▸ **Written problem**: Check each line of the data for "image" and select those that have it.

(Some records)
────────────────

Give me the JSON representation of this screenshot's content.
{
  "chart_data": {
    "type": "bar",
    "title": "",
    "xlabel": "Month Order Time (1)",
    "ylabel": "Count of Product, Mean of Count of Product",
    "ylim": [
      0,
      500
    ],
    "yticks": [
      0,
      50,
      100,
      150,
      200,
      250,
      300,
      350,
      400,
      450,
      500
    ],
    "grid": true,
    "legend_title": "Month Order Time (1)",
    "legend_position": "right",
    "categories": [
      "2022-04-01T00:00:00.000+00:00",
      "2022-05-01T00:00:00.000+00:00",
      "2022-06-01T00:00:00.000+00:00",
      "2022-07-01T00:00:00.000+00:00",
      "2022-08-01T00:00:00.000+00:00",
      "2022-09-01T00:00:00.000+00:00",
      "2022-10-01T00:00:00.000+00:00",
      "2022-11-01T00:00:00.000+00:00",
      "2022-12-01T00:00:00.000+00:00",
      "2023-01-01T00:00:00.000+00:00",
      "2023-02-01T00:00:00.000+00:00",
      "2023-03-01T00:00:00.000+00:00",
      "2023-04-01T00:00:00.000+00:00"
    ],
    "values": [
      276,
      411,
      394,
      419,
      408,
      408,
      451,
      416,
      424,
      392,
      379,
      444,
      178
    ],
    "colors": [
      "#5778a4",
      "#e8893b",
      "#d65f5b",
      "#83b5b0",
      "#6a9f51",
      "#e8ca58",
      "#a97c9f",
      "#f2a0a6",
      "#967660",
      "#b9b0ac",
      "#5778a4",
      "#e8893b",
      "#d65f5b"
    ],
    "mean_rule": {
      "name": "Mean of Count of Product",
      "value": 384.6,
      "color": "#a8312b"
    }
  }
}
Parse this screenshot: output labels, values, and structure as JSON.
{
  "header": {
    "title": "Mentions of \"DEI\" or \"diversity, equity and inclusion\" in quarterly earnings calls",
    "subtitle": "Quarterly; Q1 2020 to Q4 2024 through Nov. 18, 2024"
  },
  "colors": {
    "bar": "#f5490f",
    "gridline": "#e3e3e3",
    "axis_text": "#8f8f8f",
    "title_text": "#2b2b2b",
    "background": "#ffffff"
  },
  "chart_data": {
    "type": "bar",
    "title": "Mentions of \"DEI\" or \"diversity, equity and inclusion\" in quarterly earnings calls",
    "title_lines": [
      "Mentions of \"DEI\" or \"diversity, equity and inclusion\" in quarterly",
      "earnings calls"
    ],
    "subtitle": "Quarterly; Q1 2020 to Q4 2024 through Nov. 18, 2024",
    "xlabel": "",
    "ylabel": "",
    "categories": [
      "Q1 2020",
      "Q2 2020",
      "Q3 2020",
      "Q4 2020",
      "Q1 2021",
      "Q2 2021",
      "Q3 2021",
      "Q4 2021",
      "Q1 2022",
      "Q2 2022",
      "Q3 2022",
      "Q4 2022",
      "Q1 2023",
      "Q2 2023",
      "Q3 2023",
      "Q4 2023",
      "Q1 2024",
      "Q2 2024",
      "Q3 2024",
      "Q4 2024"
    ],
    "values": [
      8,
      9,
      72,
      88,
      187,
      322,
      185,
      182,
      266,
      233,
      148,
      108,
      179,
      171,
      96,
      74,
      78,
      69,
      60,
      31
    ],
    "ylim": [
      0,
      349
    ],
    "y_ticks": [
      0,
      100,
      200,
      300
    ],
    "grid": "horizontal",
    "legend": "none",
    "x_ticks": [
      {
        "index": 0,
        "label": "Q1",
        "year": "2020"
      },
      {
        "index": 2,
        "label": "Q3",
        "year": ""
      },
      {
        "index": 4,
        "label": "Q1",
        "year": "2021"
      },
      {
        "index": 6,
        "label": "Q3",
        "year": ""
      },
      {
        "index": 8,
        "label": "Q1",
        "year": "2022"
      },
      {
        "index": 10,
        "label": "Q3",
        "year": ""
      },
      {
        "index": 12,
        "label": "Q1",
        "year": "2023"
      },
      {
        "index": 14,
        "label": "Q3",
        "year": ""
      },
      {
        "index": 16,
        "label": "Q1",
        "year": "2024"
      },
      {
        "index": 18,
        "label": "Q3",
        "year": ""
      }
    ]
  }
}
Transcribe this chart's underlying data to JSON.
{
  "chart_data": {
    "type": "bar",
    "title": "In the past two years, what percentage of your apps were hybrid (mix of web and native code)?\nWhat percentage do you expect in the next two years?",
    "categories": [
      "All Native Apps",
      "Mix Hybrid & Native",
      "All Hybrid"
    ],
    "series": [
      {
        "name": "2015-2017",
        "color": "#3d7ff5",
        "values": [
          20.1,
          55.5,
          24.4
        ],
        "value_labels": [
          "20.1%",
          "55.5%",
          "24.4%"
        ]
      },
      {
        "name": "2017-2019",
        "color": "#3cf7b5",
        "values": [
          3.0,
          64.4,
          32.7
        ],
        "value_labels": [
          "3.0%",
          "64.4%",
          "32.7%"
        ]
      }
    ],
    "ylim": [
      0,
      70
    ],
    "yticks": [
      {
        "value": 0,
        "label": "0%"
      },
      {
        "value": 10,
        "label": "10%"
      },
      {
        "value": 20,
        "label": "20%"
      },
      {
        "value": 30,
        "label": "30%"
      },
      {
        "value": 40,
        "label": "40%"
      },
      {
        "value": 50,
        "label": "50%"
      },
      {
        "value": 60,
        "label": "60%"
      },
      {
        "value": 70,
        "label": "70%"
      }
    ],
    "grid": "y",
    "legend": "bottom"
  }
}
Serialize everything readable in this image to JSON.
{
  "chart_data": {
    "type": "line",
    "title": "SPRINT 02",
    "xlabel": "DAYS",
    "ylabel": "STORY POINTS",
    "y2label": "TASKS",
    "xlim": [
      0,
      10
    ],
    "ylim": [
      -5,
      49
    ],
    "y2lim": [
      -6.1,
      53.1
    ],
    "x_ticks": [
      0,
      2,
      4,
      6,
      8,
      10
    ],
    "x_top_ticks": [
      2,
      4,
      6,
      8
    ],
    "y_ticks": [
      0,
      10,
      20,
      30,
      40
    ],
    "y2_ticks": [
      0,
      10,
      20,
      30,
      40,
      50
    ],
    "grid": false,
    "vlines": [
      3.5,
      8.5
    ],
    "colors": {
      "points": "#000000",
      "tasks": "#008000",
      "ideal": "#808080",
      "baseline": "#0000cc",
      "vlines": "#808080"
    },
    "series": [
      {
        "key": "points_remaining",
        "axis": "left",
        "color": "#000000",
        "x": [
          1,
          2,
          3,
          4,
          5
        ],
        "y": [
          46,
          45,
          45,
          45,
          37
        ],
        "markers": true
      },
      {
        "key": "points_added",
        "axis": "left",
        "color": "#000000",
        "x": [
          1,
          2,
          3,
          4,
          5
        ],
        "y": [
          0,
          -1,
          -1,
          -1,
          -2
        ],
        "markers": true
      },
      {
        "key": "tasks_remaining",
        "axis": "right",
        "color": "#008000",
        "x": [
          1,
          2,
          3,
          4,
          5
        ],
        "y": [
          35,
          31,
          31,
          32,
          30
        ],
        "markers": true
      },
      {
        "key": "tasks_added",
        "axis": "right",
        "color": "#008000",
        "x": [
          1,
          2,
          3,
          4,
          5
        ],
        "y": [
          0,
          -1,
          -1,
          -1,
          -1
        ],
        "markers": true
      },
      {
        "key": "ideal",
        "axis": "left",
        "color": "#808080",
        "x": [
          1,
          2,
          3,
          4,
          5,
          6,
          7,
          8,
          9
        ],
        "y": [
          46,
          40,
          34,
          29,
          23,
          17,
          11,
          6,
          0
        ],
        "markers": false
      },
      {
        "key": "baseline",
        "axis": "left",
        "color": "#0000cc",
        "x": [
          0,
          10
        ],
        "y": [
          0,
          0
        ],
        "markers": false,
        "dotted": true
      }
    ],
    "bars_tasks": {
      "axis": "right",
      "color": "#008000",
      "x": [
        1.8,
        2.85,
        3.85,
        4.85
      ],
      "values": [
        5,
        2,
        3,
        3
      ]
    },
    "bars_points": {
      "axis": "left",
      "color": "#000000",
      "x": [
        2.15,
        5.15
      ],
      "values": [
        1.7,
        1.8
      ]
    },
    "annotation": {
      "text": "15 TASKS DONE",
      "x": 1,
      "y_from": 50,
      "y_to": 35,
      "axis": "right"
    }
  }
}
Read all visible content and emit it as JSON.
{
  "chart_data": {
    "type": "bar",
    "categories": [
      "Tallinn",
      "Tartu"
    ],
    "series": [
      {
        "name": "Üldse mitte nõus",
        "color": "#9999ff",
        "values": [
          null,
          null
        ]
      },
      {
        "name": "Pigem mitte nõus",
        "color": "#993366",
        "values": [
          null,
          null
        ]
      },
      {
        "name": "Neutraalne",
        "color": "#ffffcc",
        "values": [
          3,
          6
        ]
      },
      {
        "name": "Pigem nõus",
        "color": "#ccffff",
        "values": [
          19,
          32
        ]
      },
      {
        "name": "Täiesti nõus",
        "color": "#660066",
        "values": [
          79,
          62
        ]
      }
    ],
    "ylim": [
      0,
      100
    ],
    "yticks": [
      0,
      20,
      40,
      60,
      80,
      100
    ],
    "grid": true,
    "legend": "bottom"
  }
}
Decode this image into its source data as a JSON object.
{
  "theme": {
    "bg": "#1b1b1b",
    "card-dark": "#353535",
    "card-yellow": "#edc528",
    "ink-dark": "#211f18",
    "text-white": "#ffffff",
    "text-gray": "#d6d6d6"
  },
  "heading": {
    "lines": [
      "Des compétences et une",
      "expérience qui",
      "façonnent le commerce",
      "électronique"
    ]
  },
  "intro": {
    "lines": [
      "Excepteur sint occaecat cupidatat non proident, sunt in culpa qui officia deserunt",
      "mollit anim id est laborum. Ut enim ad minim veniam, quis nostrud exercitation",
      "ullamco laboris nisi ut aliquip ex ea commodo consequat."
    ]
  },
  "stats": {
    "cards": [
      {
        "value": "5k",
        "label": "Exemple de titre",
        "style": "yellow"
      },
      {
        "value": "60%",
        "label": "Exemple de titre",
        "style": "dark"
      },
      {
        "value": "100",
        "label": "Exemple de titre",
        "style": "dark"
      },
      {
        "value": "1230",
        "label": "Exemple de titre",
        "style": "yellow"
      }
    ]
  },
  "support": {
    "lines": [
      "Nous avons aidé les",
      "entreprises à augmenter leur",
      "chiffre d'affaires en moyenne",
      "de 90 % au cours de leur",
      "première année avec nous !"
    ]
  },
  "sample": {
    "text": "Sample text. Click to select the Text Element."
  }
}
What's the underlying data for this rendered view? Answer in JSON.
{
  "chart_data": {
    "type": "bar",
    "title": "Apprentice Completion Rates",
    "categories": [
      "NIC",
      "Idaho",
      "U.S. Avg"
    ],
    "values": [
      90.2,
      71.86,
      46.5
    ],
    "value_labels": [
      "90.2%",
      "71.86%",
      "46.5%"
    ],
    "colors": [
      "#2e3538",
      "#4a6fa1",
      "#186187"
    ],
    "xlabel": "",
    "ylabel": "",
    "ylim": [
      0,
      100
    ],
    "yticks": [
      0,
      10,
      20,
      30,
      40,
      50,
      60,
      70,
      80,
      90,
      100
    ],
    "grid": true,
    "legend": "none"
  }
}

────────────────

▸ **Solution for this problem**:
Serialize everything readable in this image to JSON.
Decode this image into its source data as a JSON object.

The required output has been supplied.